_THE PROBLEM_
In the listing below, locate the lines that hold the string "JSON". Copy those lines.

━━━

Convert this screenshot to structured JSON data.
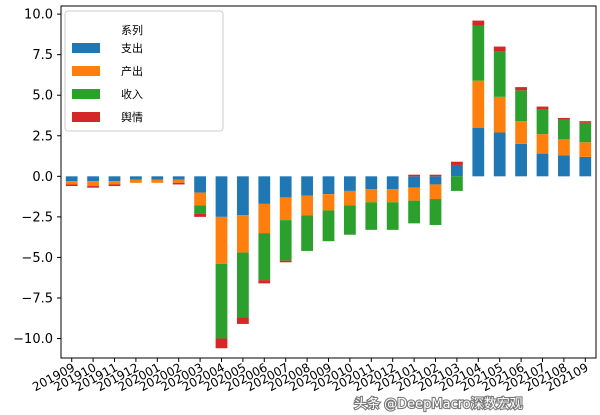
{
  "chart_data": {
    "type": "bar",
    "stacked": true,
    "title": "",
    "xlabel": "",
    "ylabel": "",
    "ylim": [
      -11.2,
      10.5
    ],
    "yticks": [
      -10.0,
      -7.5,
      -5.0,
      -2.5,
      0.0,
      2.5,
      5.0,
      7.5,
      10.0
    ],
    "ytick_labels": [
      "−10.0",
      "−7.5",
      "−5.0",
      "−2.5",
      "0.0",
      "2.5",
      "5.0",
      "7.5",
      "10.0"
    ],
    "categories": [
      "201909",
      "201910",
      "201911",
      "201912",
      "202001",
      "202002",
      "202003",
      "202004",
      "202005",
      "202006",
      "202007",
      "202008",
      "202009",
      "202010",
      "202011",
      "202012",
      "202101",
      "202102",
      "202103",
      "202104",
      "202105",
      "202106",
      "202107",
      "202108",
      "202109"
    ],
    "legend": {
      "title": "系列",
      "position": "upper-left"
    },
    "series": [
      {
        "name": "支出",
        "color": "#1f77b4",
        "values": [
          -0.3,
          -0.3,
          -0.3,
          -0.2,
          -0.2,
          -0.2,
          -1.0,
          -2.5,
          -2.4,
          -1.7,
          -1.3,
          -1.2,
          -1.1,
          -0.9,
          -0.8,
          -0.8,
          -0.7,
          -0.5,
          0.7,
          3.0,
          2.7,
          2.0,
          1.4,
          1.3,
          1.2
        ]
      },
      {
        "name": "产出",
        "color": "#ff7f0e",
        "values": [
          -0.2,
          -0.3,
          -0.2,
          -0.2,
          -0.2,
          -0.2,
          -0.8,
          -2.9,
          -2.3,
          -1.8,
          -1.4,
          -1.2,
          -1.0,
          -0.9,
          -0.8,
          -0.8,
          -0.8,
          -0.9,
          0.0,
          2.9,
          2.2,
          1.4,
          1.2,
          1.0,
          0.9
        ]
      },
      {
        "name": "收入",
        "color": "#2ca02c",
        "values": [
          0.0,
          0.0,
          0.0,
          0.0,
          0.0,
          0.0,
          -0.5,
          -4.6,
          -4.0,
          -2.9,
          -2.5,
          -2.2,
          -1.9,
          -1.8,
          -1.7,
          -1.7,
          -1.4,
          -1.6,
          -0.9,
          3.4,
          2.8,
          1.9,
          1.5,
          1.2,
          1.2
        ]
      },
      {
        "name": "舆情",
        "color": "#d62728",
        "values": [
          -0.1,
          -0.1,
          -0.1,
          0.0,
          0.0,
          -0.1,
          -0.2,
          -0.6,
          -0.4,
          -0.2,
          -0.1,
          0.0,
          0.0,
          0.0,
          0.0,
          0.0,
          0.1,
          0.1,
          0.2,
          0.3,
          0.3,
          0.2,
          0.2,
          0.1,
          0.1
        ]
      }
    ]
  },
  "watermark": "头条 @DeepMacro深数宏观"
}
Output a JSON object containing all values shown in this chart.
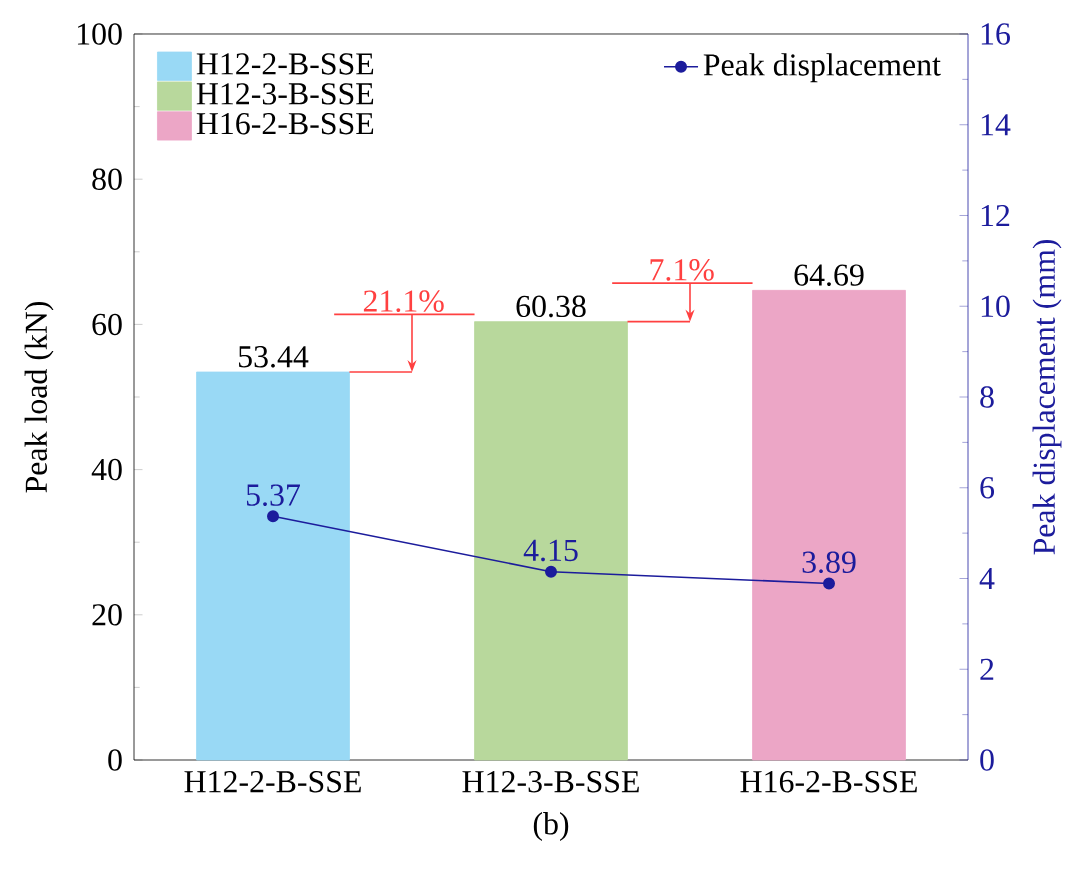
{
  "chart_data": {
    "type": "bar",
    "categories": [
      "H12-2-B-SSE",
      "H12-3-B-SSE",
      "H16-2-B-SSE"
    ],
    "xlabel": "(b)",
    "ylabel": "Peak load (kN)",
    "y2label": "Peak displacement (mm)",
    "series": [
      {
        "name": "H12-2-B-SSE",
        "color": "#99d9f5",
        "values": [
          53.44,
          null,
          null
        ]
      },
      {
        "name": "H12-3-B-SSE",
        "color": "#b8d89c",
        "values": [
          null,
          60.38,
          null
        ]
      },
      {
        "name": "H16-2-B-SSE",
        "color": "#eca6c6",
        "values": [
          null,
          null,
          64.69
        ]
      },
      {
        "name": "Peak displacement",
        "type": "line",
        "axis": "y2",
        "color": "#1c1c9c",
        "values": [
          5.37,
          4.15,
          3.89
        ]
      }
    ],
    "ylim": [
      0,
      100
    ],
    "yticks": [
      0,
      20,
      40,
      60,
      80,
      100
    ],
    "y2lim": [
      0,
      16
    ],
    "y2ticks": [
      0,
      2,
      4,
      6,
      8,
      10,
      12,
      14,
      16
    ],
    "data_labels": true,
    "legend": "top",
    "marker": "circle",
    "annotations": [
      "21.1%",
      "7.1%"
    ]
  }
}
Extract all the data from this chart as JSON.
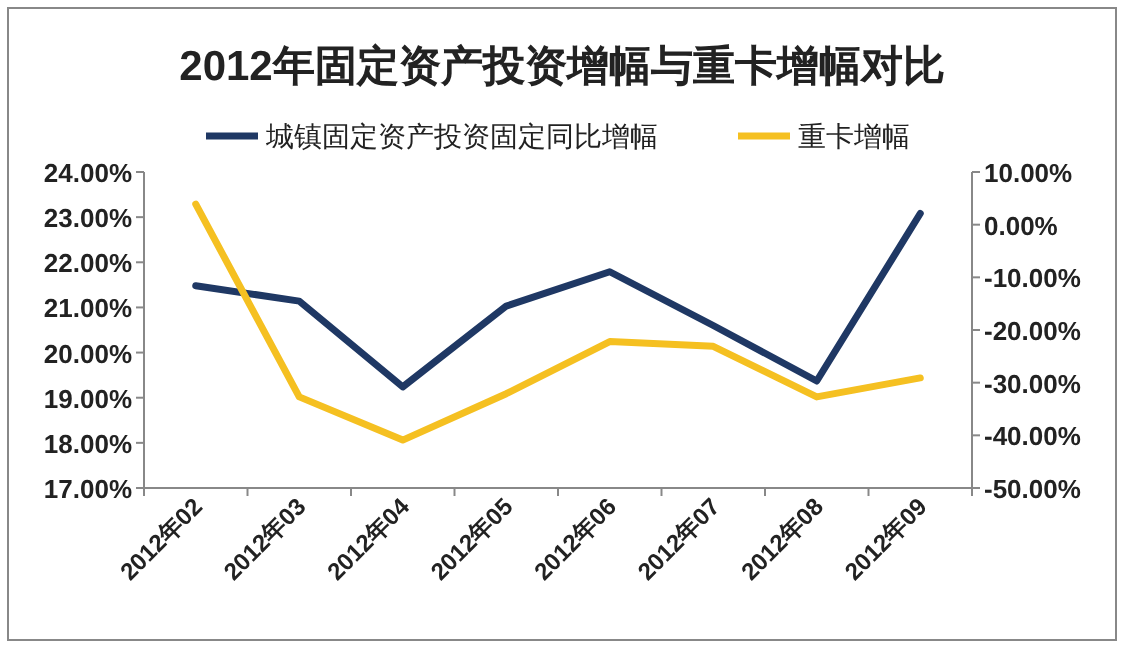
{
  "chart_data": {
    "type": "line",
    "title": "2012年固定资产投资增幅与重卡增幅对比",
    "categories": [
      "2012年02",
      "2012年03",
      "2012年04",
      "2012年05",
      "2012年06",
      "2012年07",
      "2012年08",
      "2012年09"
    ],
    "series": [
      {
        "name": "城镇固定资产投资固定同比增幅",
        "color": "#1f3864",
        "values": [
          21.48,
          21.14,
          19.24,
          21.03,
          21.79,
          20.6,
          19.37,
          23.08
        ]
      },
      {
        "name": "重卡增幅",
        "color": "#f5c021",
        "axis": "y2",
        "values": [
          3.9,
          -32.7,
          -40.9,
          -32.1,
          -22.2,
          -23.1,
          -32.7,
          -29.1
        ]
      }
    ],
    "ylim": [
      17,
      24
    ],
    "yticks": [
      {
        "value": 17,
        "label": "17.00%"
      },
      {
        "value": 18,
        "label": "18.00%"
      },
      {
        "value": 19,
        "label": "19.00%"
      },
      {
        "value": 20,
        "label": "20.00%"
      },
      {
        "value": 21,
        "label": "21.00%"
      },
      {
        "value": 22,
        "label": "22.00%"
      },
      {
        "value": 23,
        "label": "23.00%"
      },
      {
        "value": 24,
        "label": "24.00%"
      }
    ],
    "y2lim": [
      -50,
      10
    ],
    "y2ticks": [
      {
        "value": -50,
        "label": "-50.00%"
      },
      {
        "value": -40,
        "label": "-40.00%"
      },
      {
        "value": -30,
        "label": "-30.00%"
      },
      {
        "value": -20,
        "label": "-20.00%"
      },
      {
        "value": -10,
        "label": "-10.00%"
      },
      {
        "value": 0,
        "label": "0.00%"
      },
      {
        "value": 10,
        "label": "10.00%"
      }
    ],
    "grid": false,
    "legend": "top",
    "marker": "none",
    "line_style": "solid"
  }
}
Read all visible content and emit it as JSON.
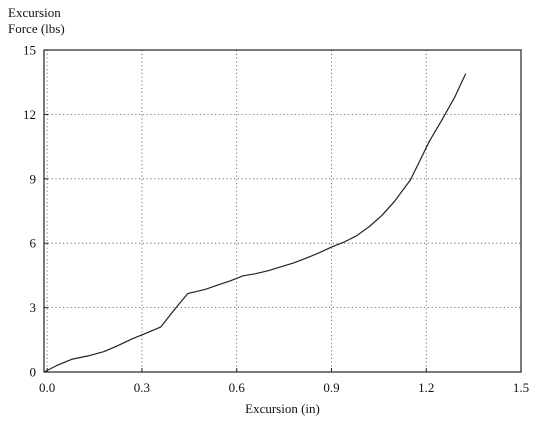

━━━

_SOLVED EXERCISE_
Convert this screenshot to structured JSON data.
Output a JSON object containing all values shown in this chart.
Extract all the data from this chart as JSON.
Read all visible content and emit it as JSON.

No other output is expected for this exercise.